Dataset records
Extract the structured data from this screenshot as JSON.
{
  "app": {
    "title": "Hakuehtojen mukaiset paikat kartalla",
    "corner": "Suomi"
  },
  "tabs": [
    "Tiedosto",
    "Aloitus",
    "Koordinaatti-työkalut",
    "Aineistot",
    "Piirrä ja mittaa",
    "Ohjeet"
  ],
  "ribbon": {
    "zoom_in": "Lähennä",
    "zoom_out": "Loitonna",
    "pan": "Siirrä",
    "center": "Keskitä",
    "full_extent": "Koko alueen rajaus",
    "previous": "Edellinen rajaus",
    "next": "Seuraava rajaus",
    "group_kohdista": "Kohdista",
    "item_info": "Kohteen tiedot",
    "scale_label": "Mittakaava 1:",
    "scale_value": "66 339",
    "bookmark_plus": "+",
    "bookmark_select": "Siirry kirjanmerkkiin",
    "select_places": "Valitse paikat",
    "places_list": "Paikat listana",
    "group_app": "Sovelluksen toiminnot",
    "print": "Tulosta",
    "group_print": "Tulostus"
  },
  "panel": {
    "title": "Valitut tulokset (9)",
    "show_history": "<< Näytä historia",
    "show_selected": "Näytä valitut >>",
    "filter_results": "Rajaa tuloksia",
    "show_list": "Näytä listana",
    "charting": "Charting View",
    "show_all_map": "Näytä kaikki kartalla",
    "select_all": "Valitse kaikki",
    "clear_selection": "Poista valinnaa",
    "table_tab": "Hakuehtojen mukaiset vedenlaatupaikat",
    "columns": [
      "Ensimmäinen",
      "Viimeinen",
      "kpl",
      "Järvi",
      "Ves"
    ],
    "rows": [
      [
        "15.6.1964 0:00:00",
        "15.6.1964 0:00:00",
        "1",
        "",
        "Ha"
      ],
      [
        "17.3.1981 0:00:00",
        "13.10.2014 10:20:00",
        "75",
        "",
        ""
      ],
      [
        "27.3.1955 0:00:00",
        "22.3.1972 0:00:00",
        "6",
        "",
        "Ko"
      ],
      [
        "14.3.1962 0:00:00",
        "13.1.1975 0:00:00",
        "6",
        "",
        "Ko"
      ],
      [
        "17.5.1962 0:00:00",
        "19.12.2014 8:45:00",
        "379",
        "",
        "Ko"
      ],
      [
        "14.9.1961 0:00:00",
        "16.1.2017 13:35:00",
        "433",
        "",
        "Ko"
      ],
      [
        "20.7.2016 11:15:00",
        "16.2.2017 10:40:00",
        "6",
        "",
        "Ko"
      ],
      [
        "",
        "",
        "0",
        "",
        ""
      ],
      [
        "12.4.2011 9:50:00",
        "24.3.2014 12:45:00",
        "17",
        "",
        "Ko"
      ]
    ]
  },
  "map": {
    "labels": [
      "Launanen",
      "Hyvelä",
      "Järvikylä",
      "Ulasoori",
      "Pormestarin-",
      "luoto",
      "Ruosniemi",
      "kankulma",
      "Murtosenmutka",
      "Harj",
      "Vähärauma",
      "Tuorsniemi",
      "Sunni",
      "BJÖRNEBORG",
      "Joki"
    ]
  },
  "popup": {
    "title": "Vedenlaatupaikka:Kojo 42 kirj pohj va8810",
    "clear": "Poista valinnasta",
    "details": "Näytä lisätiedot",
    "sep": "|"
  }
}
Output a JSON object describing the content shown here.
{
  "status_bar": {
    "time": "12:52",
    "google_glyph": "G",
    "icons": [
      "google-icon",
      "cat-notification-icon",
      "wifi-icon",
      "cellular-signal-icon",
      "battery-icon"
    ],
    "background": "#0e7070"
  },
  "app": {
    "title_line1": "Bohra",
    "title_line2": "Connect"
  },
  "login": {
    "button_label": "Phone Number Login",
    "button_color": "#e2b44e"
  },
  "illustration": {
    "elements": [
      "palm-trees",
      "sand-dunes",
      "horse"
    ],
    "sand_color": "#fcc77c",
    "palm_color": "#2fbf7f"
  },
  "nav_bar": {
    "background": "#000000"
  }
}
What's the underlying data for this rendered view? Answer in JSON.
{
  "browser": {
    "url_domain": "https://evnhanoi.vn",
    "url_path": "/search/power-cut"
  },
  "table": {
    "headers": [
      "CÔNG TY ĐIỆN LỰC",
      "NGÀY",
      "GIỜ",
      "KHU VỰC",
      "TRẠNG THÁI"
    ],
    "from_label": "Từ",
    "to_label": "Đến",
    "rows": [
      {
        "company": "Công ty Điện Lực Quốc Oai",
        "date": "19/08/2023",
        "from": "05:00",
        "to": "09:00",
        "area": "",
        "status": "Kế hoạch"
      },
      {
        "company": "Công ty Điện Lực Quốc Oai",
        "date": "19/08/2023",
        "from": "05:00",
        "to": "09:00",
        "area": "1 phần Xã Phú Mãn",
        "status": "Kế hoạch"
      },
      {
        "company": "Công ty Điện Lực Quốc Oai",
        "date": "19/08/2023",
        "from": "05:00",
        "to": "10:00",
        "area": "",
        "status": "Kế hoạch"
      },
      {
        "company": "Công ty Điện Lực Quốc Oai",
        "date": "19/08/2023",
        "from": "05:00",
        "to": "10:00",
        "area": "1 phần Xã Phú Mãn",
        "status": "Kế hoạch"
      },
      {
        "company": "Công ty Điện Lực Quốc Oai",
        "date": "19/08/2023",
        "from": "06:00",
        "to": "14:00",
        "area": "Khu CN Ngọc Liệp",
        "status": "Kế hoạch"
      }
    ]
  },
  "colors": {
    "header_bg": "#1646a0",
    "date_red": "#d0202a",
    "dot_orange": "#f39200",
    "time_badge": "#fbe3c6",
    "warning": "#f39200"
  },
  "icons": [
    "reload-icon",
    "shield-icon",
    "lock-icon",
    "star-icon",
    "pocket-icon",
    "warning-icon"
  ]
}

Request:
Pull out each line containing the word "Näytä" and copy it.

Result of the exercise:
    "show_history": "<< Näytä historia",
    "show_selected": "Näytä valitut >>",
    "show_list": "Näytä listana",
    "show_all_map": "Näytä kaikki kartalla",
    "details": "Näytä lisätiedot",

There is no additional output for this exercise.